▸ **TASK OBJECTIVE**
Spot each line in the records below where the word "this" occurs, then copy it.

Stored data entries:
▬▬▬
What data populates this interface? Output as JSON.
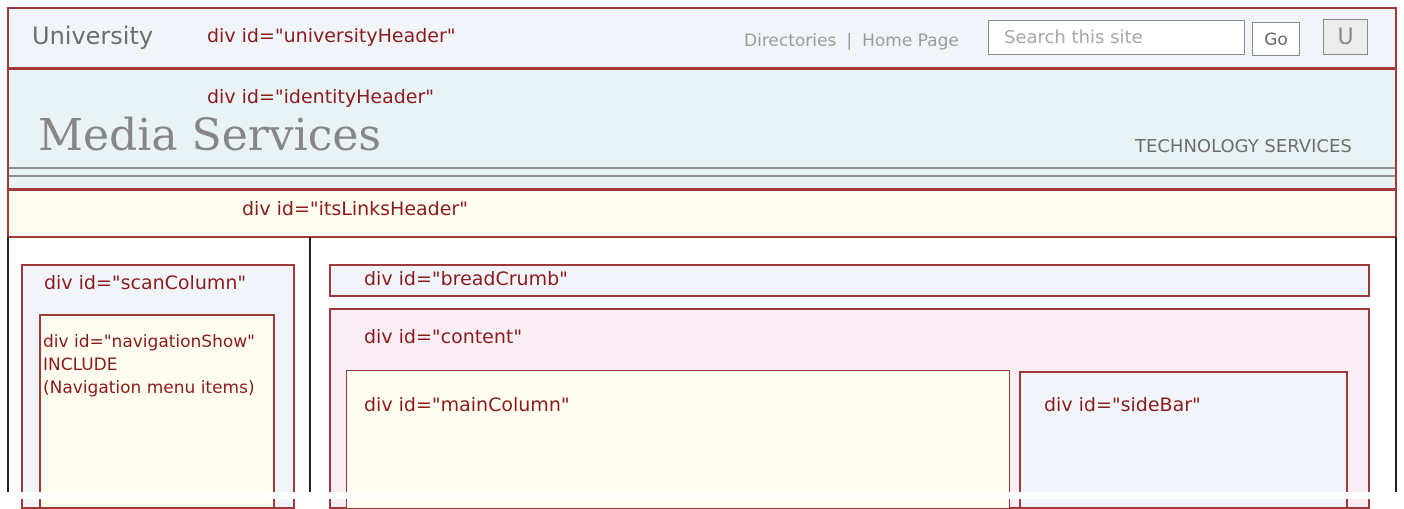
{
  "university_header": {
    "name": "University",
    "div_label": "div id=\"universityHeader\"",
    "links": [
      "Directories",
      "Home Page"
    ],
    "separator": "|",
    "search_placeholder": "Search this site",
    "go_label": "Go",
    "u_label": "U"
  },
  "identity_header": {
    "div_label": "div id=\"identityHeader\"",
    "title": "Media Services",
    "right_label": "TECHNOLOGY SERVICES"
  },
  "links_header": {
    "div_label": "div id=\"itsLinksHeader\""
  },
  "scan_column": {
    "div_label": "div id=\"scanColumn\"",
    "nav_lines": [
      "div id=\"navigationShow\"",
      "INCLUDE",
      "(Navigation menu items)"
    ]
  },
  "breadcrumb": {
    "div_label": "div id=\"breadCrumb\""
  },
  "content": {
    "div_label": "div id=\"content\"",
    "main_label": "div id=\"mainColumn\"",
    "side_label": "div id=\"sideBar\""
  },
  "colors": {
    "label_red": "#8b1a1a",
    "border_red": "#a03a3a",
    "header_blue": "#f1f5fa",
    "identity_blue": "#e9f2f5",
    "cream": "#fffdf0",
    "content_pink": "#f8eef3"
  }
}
▬▬▬
▸ **WRITTEN REPLY**
What data populates this interface? Output as JSON.
    "search_placeholder": "Search this site",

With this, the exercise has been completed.